__Task instructions__. Search the records below for the word "有白色沉淀生成" and show every line where it occurs.

__Entries provided__.
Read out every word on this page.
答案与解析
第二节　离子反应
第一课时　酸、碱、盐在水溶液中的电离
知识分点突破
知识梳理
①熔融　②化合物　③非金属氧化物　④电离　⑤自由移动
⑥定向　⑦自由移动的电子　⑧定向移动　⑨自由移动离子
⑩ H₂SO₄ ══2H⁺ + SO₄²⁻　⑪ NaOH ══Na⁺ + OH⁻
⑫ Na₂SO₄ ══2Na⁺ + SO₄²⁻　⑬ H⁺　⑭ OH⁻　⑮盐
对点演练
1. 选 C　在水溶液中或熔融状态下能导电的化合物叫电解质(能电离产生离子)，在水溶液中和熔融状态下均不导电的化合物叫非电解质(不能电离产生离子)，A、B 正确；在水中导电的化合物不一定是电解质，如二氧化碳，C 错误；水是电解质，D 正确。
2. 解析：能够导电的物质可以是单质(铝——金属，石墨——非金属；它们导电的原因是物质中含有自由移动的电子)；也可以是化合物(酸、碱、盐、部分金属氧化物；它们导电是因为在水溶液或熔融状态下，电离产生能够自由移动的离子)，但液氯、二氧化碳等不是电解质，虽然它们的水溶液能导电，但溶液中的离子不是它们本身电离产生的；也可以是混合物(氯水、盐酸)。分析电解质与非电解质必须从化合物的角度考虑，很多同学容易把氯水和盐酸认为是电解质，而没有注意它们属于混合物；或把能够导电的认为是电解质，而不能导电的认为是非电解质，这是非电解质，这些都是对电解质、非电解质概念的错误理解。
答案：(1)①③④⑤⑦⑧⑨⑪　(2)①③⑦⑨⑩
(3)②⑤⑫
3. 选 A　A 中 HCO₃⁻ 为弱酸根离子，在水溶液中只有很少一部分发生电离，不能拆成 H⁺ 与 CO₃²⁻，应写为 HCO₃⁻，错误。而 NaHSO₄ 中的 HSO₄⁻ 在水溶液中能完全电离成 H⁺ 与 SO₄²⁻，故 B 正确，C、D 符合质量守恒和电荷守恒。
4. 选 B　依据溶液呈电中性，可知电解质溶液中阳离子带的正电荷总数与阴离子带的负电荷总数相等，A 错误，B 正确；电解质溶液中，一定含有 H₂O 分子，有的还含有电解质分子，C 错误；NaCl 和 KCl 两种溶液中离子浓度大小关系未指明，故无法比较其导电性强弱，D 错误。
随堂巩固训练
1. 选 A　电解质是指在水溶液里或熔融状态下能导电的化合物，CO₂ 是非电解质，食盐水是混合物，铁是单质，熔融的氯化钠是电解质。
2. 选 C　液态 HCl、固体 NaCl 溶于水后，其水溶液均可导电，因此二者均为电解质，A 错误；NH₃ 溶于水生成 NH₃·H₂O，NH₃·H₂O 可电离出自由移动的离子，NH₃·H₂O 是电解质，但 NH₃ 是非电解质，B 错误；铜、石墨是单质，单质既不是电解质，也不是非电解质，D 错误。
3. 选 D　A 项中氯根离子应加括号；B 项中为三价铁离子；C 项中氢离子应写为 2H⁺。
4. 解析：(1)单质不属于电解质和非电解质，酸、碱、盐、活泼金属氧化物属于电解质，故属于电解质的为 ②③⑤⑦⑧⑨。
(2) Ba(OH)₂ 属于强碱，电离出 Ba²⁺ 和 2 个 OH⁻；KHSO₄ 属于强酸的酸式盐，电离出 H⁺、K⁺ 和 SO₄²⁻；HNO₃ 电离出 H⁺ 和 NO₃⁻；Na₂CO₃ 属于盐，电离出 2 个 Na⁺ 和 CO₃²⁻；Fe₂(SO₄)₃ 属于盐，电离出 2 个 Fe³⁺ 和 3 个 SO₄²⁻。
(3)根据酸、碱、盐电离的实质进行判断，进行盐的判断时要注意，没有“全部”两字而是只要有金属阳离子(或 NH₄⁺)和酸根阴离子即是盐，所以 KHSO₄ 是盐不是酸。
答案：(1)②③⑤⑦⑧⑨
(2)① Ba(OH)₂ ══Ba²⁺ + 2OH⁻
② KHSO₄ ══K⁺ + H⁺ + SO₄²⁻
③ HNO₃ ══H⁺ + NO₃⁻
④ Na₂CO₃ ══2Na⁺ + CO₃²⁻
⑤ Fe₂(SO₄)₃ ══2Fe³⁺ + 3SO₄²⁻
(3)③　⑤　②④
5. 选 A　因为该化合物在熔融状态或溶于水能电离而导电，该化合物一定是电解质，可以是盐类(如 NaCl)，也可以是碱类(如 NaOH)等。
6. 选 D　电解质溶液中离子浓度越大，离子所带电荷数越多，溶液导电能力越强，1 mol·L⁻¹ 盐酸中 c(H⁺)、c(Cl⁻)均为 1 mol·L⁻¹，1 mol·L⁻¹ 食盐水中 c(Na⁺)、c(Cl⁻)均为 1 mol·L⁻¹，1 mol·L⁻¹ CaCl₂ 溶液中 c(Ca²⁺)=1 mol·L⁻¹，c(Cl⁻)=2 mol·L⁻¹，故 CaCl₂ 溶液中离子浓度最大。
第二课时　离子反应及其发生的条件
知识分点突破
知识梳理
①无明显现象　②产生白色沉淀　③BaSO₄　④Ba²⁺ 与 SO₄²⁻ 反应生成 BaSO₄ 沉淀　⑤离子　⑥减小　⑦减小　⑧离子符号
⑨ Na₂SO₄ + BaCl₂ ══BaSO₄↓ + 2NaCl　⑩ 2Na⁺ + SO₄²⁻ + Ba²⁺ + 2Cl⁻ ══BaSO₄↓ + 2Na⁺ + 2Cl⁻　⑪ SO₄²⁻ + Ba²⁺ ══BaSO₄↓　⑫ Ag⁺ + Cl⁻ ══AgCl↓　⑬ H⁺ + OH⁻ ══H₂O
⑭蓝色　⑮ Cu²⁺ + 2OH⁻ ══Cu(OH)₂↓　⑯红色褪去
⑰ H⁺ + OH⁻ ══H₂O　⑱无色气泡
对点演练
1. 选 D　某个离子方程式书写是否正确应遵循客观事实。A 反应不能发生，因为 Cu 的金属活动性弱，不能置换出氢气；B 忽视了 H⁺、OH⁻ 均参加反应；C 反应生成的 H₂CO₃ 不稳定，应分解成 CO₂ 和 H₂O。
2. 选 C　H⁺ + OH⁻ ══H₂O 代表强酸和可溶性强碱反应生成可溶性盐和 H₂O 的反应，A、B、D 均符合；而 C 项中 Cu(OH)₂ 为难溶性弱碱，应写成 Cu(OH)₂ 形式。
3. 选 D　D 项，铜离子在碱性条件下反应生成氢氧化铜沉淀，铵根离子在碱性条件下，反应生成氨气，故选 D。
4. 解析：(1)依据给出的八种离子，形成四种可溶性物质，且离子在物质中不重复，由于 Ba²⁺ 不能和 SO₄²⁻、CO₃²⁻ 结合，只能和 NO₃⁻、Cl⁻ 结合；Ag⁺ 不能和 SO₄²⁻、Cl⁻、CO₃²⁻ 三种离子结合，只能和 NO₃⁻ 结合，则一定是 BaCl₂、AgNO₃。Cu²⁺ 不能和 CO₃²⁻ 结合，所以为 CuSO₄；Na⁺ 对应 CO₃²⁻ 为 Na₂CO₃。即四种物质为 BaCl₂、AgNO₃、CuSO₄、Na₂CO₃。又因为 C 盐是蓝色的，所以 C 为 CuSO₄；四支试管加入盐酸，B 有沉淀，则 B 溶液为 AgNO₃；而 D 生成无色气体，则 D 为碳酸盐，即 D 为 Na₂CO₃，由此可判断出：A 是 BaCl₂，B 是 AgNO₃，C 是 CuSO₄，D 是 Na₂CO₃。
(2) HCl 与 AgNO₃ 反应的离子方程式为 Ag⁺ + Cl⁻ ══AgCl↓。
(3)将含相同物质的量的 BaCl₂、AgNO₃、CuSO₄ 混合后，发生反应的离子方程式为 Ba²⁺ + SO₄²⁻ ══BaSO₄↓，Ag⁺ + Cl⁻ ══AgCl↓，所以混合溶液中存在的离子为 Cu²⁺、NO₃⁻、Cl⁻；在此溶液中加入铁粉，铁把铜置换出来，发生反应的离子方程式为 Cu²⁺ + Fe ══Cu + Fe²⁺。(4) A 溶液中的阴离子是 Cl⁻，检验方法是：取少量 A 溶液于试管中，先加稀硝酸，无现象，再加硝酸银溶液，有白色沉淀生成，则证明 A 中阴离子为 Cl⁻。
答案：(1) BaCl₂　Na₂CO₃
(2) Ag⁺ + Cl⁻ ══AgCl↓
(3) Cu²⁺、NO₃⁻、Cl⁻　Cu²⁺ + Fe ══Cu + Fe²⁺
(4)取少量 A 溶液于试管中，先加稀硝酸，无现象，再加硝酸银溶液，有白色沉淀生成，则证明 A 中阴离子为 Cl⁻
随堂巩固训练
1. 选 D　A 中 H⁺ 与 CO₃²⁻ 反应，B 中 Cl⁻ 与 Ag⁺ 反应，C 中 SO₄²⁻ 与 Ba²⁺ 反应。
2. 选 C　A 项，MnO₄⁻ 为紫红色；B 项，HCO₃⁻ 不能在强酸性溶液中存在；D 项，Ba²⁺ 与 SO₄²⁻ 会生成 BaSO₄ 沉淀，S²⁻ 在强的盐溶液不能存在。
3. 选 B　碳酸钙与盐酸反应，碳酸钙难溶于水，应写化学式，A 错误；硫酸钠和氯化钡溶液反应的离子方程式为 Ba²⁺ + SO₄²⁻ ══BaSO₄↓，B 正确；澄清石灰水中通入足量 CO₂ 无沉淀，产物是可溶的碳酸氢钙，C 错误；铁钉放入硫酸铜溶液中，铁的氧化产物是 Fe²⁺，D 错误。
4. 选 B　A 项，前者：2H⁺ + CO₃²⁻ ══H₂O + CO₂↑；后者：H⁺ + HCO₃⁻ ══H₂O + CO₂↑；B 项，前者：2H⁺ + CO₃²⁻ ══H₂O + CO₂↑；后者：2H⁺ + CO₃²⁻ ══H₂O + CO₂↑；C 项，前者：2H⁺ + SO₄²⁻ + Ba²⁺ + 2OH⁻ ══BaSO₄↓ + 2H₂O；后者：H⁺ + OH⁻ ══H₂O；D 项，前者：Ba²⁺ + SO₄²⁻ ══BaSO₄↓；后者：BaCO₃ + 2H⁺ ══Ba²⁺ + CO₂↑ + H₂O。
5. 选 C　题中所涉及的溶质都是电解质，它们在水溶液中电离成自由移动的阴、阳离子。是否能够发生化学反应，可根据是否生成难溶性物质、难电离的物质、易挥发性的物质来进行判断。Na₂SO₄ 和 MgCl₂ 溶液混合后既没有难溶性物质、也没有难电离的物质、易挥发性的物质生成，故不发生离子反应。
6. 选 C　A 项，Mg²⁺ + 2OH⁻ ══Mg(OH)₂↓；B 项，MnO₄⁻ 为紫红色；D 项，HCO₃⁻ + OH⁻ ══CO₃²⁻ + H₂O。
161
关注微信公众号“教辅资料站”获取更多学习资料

__Solution below__.
(3)将含相同物质的量的 BaCl₂、AgNO₃、CuSO₄ 混合后，发生反应的离子方程式为 Ba²⁺ + SO₄²⁻ ══BaSO₄↓，Ag⁺ + Cl⁻ ══AgCl↓，所以混合溶液中存在的离子为 Cu²⁺、NO₃⁻、Cl⁻；在此溶液中加入铁粉，铁把铜置换出来，发生反应的离子方程式为 Cu²⁺ + Fe ══Cu + Fe²⁺。(4) A 溶液中的阴离子是 Cl⁻，检验方法是：取少量 A 溶液于试管中，先加稀硝酸，无现象，再加硝酸银溶液，有白色沉淀生成，则证明 A 中阴离子为 Cl⁻。
(4)取少量 A 溶液于试管中，先加稀硝酸，无现象，再加硝酸银溶液，有白色沉淀生成，则证明 A 中阴离子为 Cl⁻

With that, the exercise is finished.